[Stored items]
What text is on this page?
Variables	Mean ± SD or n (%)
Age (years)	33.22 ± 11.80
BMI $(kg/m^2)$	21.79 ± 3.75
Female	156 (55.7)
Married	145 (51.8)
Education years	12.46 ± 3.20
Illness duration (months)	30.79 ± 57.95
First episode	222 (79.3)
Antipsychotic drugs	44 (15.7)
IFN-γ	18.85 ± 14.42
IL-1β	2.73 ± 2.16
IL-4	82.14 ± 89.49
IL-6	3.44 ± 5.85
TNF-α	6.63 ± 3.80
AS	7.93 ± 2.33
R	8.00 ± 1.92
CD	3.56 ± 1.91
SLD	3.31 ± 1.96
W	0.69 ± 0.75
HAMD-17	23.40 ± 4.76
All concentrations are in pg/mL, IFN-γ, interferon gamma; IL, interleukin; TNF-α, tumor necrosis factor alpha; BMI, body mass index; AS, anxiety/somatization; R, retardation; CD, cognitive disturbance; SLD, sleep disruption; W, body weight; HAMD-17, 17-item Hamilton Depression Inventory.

* **What you should do**: If a line in the entries contains "HAMD", copy it.

* **Exercise response**:
HAMD-17	23.40 ± 4.76
All concentrations are in pg/mL, IFN-γ, interferon gamma; IL, interleukin; TNF-α, tumor necrosis factor alpha; BMI, body mass index; AS, anxiety/somatization; R, retardation; CD, cognitive disturbance; SLD, sleep disruption; W, body weight; HAMD-17, 17-item Hamilton Depression Inventory.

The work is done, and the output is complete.